## WHAT YOU SHOULD DO:
Return each line that holds the word "Flight".

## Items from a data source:
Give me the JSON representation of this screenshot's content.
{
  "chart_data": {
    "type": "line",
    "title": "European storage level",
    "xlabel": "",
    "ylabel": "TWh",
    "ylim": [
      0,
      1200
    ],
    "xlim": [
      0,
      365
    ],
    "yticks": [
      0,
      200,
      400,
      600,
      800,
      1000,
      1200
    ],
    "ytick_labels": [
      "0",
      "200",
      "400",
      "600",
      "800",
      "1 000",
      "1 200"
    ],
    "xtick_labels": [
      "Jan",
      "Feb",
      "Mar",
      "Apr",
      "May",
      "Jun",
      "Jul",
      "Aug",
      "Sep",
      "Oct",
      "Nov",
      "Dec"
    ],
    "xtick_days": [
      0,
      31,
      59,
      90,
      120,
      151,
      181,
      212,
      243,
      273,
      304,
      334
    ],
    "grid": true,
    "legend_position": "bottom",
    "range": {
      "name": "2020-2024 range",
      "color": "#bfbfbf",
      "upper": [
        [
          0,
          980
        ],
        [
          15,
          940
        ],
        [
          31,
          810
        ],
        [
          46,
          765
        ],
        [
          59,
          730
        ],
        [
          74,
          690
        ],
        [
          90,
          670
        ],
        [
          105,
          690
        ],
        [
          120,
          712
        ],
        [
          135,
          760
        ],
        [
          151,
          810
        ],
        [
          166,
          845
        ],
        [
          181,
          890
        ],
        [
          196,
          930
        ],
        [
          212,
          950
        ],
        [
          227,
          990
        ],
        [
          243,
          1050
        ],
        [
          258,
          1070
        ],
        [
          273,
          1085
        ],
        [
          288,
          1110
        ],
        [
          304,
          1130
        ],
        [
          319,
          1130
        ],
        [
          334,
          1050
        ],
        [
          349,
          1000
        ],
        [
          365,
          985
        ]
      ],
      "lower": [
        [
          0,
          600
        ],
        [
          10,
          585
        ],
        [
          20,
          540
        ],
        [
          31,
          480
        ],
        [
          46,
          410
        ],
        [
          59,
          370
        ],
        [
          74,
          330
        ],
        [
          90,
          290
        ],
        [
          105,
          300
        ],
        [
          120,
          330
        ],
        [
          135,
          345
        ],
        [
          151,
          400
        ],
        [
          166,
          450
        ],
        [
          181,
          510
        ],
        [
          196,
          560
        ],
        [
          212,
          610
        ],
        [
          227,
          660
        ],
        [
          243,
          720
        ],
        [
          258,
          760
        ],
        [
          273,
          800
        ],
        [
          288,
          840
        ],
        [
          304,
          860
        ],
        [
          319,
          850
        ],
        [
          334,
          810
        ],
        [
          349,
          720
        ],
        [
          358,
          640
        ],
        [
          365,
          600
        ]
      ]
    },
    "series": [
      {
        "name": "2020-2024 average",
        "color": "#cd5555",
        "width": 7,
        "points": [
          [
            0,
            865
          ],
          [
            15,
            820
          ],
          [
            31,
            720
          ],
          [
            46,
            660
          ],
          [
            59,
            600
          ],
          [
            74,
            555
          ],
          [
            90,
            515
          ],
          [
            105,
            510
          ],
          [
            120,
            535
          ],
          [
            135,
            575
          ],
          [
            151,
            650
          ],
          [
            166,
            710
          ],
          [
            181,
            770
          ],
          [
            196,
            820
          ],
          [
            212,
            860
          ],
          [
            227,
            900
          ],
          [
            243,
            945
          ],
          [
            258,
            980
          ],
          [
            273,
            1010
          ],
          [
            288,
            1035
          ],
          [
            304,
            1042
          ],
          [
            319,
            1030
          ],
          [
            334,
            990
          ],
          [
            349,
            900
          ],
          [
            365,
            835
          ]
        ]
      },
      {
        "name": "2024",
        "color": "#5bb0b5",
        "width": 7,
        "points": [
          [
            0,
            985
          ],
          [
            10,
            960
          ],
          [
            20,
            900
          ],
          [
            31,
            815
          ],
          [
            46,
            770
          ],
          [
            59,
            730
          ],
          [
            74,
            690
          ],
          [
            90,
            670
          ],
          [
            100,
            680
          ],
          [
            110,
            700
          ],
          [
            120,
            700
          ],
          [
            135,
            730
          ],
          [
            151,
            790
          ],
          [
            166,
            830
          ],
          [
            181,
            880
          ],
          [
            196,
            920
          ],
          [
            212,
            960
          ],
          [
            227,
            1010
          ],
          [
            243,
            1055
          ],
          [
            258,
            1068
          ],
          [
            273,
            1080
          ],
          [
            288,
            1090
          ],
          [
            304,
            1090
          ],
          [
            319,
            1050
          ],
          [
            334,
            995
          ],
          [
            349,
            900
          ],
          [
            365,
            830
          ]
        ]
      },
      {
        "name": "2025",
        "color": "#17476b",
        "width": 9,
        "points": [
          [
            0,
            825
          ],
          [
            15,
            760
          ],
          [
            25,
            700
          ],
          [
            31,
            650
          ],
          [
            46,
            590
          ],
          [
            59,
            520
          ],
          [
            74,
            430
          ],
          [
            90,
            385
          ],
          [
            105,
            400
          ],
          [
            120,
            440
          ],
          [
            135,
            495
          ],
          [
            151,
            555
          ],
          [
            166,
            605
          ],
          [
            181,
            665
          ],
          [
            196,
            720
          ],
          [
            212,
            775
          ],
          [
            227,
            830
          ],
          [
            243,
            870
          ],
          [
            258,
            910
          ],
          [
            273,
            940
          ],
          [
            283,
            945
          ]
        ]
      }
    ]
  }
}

* * *

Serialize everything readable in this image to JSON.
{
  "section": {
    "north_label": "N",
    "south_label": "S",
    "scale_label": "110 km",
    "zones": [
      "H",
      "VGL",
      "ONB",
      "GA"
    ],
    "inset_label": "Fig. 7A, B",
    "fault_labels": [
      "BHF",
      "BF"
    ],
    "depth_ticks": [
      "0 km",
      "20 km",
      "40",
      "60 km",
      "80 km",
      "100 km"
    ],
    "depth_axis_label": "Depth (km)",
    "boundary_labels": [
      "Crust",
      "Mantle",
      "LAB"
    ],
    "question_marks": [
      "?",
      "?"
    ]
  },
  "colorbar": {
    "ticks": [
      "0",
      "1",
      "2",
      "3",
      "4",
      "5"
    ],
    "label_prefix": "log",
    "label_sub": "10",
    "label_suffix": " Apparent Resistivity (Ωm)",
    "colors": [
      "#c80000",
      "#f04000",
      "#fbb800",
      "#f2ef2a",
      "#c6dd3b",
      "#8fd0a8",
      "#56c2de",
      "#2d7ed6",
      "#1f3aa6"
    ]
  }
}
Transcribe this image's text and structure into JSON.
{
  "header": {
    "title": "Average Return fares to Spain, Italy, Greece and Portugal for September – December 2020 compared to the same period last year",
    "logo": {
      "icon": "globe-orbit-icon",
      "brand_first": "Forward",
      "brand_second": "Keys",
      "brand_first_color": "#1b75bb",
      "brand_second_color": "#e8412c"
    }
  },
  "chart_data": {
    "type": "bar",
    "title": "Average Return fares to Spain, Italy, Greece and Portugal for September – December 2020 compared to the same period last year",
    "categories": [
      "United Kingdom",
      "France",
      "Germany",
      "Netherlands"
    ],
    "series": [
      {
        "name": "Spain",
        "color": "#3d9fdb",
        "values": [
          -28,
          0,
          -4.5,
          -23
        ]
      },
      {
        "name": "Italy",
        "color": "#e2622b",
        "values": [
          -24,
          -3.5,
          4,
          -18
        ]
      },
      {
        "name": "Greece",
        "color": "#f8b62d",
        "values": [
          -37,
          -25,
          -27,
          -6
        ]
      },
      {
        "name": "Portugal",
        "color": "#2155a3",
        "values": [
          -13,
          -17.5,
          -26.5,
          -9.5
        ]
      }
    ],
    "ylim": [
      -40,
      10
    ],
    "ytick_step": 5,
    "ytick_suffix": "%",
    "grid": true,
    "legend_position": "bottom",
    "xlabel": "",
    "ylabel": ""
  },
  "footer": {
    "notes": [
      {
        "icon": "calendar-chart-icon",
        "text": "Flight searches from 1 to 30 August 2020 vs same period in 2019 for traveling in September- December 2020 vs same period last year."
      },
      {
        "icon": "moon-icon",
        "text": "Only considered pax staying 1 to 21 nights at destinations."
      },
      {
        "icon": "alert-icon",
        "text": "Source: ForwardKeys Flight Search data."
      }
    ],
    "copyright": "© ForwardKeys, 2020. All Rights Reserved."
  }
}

## THE COMPLETED TASK:
        "text": "Flight searches from 1 to 30 August 2020 vs same period in 2019 for traveling in September- December 2020 vs same period last year."
        "text": "Source: ForwardKeys Flight Search data."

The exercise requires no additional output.